**SHORT TASK**
Look below and pull out each line with the word "main".

— begin MATERIAL FOR THIS TASK —

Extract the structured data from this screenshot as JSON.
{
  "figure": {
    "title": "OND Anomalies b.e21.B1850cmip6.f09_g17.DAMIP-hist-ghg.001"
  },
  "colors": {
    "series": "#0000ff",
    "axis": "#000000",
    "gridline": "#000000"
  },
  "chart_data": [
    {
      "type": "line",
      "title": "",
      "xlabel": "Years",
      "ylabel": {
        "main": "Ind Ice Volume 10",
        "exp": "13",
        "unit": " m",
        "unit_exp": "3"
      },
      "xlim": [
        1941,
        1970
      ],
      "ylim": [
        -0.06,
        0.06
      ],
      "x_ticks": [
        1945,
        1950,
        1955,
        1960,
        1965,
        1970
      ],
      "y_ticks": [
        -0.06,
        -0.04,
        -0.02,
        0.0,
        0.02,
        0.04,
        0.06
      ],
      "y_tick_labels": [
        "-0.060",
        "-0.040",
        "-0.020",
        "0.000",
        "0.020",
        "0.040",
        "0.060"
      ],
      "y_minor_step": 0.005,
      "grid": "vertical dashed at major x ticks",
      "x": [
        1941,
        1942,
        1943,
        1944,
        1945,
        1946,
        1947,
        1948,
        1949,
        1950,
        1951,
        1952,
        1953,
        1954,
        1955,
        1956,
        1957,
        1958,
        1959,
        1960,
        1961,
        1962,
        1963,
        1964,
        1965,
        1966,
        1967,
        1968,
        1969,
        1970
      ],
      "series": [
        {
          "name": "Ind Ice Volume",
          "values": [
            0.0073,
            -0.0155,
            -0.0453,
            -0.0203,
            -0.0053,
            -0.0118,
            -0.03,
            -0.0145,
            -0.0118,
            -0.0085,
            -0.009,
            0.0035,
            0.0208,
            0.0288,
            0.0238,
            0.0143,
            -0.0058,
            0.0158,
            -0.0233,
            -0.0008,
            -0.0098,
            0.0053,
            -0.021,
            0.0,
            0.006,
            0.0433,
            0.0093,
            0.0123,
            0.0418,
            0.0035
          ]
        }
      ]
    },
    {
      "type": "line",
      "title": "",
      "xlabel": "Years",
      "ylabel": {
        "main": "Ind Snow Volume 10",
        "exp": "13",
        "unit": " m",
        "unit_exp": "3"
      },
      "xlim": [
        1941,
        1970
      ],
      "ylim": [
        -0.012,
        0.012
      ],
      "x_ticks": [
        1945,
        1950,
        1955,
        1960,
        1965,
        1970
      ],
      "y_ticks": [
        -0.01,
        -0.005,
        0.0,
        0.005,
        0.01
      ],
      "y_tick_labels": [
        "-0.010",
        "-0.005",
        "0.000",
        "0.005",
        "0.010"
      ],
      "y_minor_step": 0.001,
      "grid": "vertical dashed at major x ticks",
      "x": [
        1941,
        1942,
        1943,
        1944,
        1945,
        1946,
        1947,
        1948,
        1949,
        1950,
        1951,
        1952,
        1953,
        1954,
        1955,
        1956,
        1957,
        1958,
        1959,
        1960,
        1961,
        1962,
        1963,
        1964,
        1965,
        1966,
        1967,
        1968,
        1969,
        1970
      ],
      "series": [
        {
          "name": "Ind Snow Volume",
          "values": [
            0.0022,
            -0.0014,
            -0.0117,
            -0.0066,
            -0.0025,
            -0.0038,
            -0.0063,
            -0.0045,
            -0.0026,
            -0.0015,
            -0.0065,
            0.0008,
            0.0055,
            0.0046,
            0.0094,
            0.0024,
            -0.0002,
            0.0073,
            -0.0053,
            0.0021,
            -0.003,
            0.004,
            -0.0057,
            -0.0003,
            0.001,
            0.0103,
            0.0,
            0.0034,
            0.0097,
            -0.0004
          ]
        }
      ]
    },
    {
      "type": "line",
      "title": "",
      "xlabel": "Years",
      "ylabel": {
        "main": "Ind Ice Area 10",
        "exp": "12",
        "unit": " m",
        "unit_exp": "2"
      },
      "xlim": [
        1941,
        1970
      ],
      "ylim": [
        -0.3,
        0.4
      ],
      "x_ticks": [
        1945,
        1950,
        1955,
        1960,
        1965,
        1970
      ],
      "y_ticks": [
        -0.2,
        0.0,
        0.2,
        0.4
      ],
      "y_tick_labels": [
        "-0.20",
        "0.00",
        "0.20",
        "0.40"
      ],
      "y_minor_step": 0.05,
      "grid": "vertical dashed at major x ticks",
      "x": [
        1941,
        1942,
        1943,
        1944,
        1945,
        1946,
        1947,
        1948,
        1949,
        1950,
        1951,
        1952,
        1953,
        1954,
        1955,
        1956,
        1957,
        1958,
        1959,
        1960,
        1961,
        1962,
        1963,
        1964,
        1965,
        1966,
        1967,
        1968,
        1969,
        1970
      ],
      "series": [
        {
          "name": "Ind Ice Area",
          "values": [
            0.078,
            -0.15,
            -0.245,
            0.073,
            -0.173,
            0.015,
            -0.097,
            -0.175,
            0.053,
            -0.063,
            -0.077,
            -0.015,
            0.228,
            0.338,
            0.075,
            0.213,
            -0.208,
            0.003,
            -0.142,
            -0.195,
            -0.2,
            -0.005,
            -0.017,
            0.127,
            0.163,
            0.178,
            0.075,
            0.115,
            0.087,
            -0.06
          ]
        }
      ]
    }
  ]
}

— end MATERIAL FOR THIS TASK —
— begin MATERIAL FOR THIS TASK —

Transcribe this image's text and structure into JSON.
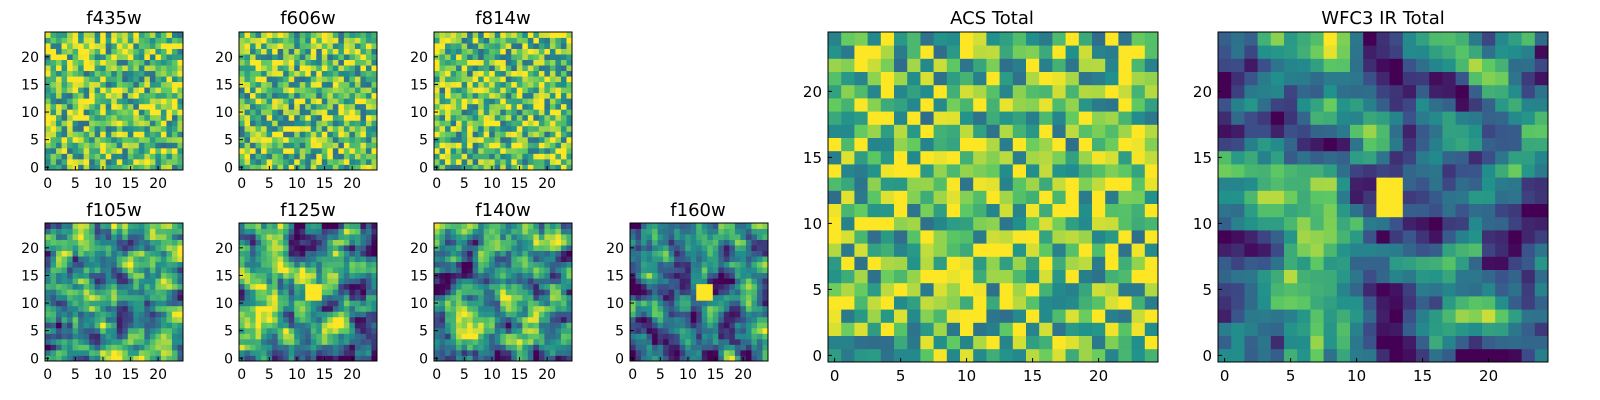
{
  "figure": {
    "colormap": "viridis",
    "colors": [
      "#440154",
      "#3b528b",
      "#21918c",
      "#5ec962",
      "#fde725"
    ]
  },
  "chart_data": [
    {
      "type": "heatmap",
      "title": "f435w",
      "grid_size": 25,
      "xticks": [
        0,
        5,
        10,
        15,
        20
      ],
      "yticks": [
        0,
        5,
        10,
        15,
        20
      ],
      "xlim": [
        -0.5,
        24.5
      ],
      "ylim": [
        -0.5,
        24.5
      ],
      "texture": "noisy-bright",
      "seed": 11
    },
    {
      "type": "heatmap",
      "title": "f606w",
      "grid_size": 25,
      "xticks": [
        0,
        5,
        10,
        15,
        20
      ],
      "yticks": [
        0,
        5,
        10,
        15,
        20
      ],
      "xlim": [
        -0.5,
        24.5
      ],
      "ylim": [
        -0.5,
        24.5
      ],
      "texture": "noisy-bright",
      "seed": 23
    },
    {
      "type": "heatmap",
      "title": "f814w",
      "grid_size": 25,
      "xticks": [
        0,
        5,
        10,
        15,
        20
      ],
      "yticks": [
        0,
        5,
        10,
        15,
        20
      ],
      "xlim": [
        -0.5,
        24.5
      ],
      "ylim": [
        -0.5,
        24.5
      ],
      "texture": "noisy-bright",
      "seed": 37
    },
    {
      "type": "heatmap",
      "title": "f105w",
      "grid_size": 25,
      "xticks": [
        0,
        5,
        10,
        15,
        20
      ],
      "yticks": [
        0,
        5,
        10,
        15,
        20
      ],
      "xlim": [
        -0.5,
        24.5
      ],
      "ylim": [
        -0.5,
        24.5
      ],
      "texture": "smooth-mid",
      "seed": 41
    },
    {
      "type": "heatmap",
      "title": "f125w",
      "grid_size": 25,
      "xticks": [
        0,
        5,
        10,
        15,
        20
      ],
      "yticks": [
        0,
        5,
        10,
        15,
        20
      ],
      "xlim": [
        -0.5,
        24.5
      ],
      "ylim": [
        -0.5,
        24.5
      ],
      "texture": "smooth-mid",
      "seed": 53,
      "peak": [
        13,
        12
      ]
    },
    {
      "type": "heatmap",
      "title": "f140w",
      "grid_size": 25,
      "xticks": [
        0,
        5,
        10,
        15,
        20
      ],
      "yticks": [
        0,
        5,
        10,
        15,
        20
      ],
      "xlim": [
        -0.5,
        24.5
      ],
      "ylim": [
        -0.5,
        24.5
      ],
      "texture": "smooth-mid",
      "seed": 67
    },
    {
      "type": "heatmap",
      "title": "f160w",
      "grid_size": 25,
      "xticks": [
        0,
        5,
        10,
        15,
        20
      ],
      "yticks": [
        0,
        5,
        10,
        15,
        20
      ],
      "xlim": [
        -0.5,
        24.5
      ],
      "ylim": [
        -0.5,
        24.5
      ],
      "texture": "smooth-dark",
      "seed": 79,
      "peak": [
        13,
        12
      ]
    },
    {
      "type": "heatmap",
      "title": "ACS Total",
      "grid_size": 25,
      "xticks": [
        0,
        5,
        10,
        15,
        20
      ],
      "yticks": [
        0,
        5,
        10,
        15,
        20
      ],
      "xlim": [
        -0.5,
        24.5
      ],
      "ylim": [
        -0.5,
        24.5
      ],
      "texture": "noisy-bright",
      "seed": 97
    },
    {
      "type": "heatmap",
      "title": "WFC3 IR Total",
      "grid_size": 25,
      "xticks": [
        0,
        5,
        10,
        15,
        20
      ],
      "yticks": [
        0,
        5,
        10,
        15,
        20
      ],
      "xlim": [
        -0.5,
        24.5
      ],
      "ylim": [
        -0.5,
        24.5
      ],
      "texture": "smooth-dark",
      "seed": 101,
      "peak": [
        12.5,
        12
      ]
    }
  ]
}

— end MATERIAL FOR THIS TASK —

**CORRECT RESULT**
        "main": "Ind Ice Volume 10",
        "main": "Ind Snow Volume 10",
        "main": "Ind Ice Area 10",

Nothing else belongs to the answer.